▶ [DATASET]:

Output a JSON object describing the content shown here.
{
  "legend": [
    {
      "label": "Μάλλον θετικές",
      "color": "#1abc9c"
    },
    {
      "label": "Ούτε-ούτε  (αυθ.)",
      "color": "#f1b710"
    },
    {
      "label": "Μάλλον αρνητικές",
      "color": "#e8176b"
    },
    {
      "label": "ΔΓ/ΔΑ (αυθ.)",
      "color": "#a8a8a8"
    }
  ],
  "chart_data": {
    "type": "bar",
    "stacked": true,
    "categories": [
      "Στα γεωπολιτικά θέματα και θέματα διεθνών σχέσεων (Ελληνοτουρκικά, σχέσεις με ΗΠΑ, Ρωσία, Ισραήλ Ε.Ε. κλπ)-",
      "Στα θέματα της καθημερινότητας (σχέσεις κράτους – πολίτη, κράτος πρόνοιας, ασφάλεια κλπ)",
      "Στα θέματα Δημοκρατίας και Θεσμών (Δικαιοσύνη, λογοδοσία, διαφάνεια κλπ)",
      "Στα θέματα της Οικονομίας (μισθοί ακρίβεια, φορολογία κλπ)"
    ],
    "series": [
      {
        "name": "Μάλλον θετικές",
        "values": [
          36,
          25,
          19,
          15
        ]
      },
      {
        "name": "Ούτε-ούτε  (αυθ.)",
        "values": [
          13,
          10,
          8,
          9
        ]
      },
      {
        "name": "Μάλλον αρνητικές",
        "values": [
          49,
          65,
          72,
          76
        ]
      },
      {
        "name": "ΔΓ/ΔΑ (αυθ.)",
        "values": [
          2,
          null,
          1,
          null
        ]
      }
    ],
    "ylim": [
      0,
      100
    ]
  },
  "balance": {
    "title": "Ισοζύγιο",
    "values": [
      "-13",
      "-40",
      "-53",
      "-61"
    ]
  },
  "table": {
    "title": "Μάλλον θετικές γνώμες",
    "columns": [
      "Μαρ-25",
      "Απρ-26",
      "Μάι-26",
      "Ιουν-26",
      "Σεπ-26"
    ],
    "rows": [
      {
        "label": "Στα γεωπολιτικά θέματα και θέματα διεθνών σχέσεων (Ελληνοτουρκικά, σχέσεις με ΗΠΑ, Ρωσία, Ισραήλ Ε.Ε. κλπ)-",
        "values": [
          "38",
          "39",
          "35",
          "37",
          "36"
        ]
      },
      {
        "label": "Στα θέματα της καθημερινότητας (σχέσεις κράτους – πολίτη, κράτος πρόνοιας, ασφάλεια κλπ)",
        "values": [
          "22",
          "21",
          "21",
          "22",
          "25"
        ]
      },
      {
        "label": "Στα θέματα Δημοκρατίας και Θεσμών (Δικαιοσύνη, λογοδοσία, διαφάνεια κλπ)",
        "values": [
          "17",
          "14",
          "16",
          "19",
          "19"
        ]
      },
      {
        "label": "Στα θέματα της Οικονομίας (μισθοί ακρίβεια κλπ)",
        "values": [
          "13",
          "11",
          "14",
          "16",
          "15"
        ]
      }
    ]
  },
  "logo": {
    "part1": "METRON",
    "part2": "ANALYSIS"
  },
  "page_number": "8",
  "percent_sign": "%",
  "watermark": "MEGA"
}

▶ [INSTRUCTIONS FOR THE TASK]: Output all preceding records character for character.

▶ [ANSWER TO THE TASK]:
Output a JSON object describing the content shown here.
{
  "legend": [
    {
      "label": "Μάλλον θετικές",
      "color": "#1abc9c"
    },
    {
      "label": "Ούτε-ούτε  (αυθ.)",
      "color": "#f1b710"
    },
    {
      "label": "Μάλλον αρνητικές",
      "color": "#e8176b"
    },
    {
      "label": "ΔΓ/ΔΑ (αυθ.)",
      "color": "#a8a8a8"
    }
  ],
  "chart_data": {
    "type": "bar",
    "stacked": true,
    "categories": [
      "Στα γεωπολιτικά θέματα και θέματα διεθνών σχέσεων (Ελληνοτουρκικά, σχέσεις με ΗΠΑ, Ρωσία, Ισραήλ Ε.Ε. κλπ)-",
      "Στα θέματα της καθημερινότητας (σχέσεις κράτους – πολίτη, κράτος πρόνοιας, ασφάλεια κλπ)",
      "Στα θέματα Δημοκρατίας και Θεσμών (Δικαιοσύνη, λογοδοσία, διαφάνεια κλπ)",
      "Στα θέματα της Οικονομίας (μισθοί ακρίβεια, φορολογία κλπ)"
    ],
    "series": [
      {
        "name": "Μάλλον θετικές",
        "values": [
          36,
          25,
          19,
          15
        ]
      },
      {
        "name": "Ούτε-ούτε  (αυθ.)",
        "values": [
          13,
          10,
          8,
          9
        ]
      },
      {
        "name": "Μάλλον αρνητικές",
        "values": [
          49,
          65,
          72,
          76
        ]
      },
      {
        "name": "ΔΓ/ΔΑ (αυθ.)",
        "values": [
          2,
          null,
          1,
          null
        ]
      }
    ],
    "ylim": [
      0,
      100
    ]
  },
  "balance": {
    "title": "Ισοζύγιο",
    "values": [
      "-13",
      "-40",
      "-53",
      "-61"
    ]
  },
  "table": {
    "title": "Μάλλον θετικές γνώμες",
    "columns": [
      "Μαρ-25",
      "Απρ-26",
      "Μάι-26",
      "Ιουν-26",
      "Σεπ-26"
    ],
    "rows": [
      {
        "label": "Στα γεωπολιτικά θέματα και θέματα διεθνών σχέσεων (Ελληνοτουρκικά, σχέσεις με ΗΠΑ, Ρωσία, Ισραήλ Ε.Ε. κλπ)-",
        "values": [
          "38",
          "39",
          "35",
          "37",
          "36"
        ]
      },
      {
        "label": "Στα θέματα της καθημερινότητας (σχέσεις κράτους – πολίτη, κράτος πρόνοιας, ασφάλεια κλπ)",
        "values": [
          "22",
          "21",
          "21",
          "22",
          "25"
        ]
      },
      {
        "label": "Στα θέματα Δημοκρατίας και Θεσμών (Δικαιοσύνη, λογοδοσία, διαφάνεια κλπ)",
        "values": [
          "17",
          "14",
          "16",
          "19",
          "19"
        ]
      },
      {
        "label": "Στα θέματα της Οικονομίας (μισθοί ακρίβεια κλπ)",
        "values": [
          "13",
          "11",
          "14",
          "16",
          "15"
        ]
      }
    ]
  },
  "logo": {
    "part1": "METRON",
    "part2": "ANALYSIS"
  },
  "page_number": "8",
  "percent_sign": "%",
  "watermark": "MEGA"
}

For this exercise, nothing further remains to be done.